__Instructions for the task__: Sift the material for lines containing "type", and return them.

-------

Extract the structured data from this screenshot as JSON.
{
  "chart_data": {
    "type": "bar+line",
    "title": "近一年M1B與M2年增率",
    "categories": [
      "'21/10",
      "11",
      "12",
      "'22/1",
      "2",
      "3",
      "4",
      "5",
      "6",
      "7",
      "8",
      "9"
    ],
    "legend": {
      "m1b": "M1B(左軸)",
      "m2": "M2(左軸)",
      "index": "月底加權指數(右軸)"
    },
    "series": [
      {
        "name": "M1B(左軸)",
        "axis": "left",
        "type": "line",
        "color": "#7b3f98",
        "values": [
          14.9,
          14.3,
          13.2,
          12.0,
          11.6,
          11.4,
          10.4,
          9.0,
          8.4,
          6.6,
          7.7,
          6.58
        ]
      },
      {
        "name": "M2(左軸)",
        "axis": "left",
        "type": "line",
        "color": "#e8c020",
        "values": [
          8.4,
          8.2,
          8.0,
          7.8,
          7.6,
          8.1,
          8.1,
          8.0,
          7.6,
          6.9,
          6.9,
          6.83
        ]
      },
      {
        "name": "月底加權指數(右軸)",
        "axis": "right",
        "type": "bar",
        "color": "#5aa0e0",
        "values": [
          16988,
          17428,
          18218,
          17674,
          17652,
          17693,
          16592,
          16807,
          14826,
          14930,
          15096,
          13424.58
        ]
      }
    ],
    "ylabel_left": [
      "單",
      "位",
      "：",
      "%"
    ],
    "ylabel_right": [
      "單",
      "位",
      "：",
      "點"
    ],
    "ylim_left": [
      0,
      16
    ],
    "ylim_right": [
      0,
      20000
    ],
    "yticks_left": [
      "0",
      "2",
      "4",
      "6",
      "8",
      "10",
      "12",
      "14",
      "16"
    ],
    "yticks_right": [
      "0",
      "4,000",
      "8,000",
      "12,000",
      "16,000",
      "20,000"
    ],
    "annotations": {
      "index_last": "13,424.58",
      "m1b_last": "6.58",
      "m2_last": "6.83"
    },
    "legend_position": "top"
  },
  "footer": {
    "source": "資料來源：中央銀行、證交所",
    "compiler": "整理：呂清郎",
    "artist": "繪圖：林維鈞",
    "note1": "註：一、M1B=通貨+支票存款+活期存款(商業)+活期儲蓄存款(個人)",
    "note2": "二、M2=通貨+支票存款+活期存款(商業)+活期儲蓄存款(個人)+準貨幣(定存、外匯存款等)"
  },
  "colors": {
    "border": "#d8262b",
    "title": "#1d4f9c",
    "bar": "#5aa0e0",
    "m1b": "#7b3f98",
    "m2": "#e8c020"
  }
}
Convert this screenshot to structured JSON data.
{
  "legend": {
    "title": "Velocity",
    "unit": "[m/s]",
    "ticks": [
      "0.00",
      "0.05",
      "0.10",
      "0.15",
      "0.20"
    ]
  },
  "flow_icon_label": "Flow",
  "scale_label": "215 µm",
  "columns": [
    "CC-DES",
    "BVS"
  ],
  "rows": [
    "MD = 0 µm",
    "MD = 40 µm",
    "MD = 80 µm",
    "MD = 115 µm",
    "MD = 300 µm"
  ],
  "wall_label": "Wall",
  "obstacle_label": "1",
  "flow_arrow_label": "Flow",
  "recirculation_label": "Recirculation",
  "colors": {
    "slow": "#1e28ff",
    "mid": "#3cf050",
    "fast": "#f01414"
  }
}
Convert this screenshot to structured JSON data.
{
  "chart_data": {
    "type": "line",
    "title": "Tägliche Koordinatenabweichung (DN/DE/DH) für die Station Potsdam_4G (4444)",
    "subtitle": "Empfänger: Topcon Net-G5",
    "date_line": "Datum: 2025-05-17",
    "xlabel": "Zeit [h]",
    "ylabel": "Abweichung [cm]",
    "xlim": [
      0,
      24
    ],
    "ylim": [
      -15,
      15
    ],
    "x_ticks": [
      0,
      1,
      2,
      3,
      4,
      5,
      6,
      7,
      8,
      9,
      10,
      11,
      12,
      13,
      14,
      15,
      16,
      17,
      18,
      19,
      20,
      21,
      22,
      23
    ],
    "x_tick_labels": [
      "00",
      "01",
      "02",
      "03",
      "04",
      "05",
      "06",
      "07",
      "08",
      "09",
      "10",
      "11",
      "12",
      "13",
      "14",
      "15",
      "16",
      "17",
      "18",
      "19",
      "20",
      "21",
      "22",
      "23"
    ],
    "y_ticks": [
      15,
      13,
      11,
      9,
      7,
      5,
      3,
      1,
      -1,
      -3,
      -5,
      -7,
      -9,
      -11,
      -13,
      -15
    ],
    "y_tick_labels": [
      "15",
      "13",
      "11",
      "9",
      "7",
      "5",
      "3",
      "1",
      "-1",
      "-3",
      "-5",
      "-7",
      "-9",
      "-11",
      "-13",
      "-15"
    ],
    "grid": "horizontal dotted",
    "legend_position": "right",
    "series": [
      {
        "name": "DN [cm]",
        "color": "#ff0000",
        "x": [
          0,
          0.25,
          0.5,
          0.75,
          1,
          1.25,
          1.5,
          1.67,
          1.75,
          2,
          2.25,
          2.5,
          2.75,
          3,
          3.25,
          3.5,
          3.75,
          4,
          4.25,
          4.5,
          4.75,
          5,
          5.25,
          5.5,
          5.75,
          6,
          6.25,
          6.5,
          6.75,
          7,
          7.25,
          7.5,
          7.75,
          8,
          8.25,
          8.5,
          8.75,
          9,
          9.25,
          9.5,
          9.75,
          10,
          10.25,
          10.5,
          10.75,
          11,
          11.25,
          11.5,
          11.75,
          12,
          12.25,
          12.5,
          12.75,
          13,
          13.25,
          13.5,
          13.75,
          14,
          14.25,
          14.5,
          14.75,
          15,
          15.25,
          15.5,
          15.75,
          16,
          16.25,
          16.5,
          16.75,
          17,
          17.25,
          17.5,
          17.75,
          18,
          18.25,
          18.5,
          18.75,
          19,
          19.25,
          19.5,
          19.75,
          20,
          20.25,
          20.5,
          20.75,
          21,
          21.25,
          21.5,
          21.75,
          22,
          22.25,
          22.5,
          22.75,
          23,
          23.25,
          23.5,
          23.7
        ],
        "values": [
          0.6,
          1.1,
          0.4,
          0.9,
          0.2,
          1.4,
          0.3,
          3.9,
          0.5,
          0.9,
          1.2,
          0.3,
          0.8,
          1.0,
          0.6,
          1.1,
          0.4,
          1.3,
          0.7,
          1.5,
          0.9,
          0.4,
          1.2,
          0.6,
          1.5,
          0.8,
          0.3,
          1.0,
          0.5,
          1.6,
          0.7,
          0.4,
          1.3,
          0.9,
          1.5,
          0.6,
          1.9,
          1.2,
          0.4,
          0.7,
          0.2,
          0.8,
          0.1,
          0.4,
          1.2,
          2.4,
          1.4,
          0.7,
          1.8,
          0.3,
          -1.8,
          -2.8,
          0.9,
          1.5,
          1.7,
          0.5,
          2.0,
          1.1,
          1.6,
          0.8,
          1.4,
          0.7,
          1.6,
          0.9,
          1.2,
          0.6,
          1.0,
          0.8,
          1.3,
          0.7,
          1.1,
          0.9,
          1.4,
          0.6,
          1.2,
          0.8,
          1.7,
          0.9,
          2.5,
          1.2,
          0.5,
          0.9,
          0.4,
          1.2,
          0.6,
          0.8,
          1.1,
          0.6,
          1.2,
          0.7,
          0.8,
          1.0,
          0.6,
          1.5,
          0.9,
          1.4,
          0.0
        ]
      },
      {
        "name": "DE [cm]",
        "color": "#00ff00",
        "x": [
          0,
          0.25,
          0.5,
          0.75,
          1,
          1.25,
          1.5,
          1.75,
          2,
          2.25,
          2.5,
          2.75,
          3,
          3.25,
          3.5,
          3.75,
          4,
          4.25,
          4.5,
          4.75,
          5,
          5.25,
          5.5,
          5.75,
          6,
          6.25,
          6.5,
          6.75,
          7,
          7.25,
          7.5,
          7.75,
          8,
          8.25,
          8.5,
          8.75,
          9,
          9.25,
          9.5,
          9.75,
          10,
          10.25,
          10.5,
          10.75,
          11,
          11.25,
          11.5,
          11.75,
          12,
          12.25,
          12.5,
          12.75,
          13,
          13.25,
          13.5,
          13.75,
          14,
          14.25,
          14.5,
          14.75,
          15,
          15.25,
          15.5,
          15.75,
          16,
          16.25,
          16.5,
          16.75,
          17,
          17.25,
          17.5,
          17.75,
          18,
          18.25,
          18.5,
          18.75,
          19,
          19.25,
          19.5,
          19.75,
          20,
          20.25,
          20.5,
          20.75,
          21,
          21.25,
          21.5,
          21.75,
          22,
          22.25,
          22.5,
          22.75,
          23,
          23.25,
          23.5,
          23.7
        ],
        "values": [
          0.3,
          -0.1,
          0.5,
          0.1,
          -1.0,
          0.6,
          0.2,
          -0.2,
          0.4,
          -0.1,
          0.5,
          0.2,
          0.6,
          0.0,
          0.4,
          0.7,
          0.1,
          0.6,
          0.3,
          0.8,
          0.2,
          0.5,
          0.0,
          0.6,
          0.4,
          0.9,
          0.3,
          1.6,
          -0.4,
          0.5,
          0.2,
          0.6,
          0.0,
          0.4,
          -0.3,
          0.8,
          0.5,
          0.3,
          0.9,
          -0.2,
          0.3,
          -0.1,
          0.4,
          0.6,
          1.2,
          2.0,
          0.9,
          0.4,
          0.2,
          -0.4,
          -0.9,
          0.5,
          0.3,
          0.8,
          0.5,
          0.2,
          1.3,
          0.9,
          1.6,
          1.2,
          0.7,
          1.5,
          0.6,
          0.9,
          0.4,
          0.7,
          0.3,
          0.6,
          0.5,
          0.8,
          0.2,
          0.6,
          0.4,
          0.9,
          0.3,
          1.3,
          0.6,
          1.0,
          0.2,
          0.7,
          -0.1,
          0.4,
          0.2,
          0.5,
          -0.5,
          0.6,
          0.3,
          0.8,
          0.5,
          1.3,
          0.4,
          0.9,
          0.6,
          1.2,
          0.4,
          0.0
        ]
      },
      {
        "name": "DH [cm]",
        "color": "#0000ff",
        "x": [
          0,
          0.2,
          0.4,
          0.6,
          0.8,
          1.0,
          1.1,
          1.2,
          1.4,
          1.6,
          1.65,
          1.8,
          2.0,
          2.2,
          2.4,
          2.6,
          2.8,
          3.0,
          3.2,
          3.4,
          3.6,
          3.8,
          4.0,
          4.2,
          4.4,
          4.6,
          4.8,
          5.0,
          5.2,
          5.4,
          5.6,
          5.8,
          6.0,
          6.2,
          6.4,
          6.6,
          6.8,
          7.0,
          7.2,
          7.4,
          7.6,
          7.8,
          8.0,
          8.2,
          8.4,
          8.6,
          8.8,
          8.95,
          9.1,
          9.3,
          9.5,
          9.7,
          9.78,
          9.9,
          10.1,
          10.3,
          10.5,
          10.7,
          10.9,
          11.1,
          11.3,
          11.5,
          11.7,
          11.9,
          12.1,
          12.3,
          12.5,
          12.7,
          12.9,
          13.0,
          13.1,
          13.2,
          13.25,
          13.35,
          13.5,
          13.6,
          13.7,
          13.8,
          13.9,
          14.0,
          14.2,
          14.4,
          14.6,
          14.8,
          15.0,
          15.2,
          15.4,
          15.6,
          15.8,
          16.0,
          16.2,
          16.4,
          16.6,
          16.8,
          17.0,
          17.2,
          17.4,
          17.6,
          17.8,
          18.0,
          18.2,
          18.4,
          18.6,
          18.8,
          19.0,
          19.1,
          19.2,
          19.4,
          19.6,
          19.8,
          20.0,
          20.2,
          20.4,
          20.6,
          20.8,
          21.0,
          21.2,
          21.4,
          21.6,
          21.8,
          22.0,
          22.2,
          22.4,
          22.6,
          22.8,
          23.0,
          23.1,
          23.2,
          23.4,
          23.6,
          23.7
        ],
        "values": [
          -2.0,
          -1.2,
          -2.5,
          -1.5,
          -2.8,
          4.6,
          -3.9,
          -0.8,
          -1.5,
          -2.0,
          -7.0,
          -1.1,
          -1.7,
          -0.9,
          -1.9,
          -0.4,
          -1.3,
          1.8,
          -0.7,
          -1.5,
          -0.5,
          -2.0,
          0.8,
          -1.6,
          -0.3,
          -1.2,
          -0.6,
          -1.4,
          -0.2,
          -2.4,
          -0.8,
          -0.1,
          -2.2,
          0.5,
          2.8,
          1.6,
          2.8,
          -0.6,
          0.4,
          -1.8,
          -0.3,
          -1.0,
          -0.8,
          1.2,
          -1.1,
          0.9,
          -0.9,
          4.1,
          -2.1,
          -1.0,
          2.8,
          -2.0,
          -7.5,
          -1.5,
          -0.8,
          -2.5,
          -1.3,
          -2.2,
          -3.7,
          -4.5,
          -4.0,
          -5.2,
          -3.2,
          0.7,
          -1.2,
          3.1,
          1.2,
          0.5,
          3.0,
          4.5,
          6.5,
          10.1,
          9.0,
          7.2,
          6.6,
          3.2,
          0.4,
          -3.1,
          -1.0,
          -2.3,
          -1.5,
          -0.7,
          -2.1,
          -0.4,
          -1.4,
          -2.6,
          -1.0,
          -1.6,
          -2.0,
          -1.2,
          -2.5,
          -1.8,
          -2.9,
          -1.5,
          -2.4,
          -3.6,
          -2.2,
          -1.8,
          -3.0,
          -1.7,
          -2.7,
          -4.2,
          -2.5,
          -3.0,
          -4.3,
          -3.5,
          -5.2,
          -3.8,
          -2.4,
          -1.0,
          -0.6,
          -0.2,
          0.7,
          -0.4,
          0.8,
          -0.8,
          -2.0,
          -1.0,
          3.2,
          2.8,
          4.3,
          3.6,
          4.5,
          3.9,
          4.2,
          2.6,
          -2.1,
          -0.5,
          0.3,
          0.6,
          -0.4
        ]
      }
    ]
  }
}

-------

__Answer below__:
    "type": "bar+line",
        "type": "line",
        "type": "line",
        "type": "bar",
    "type": "line",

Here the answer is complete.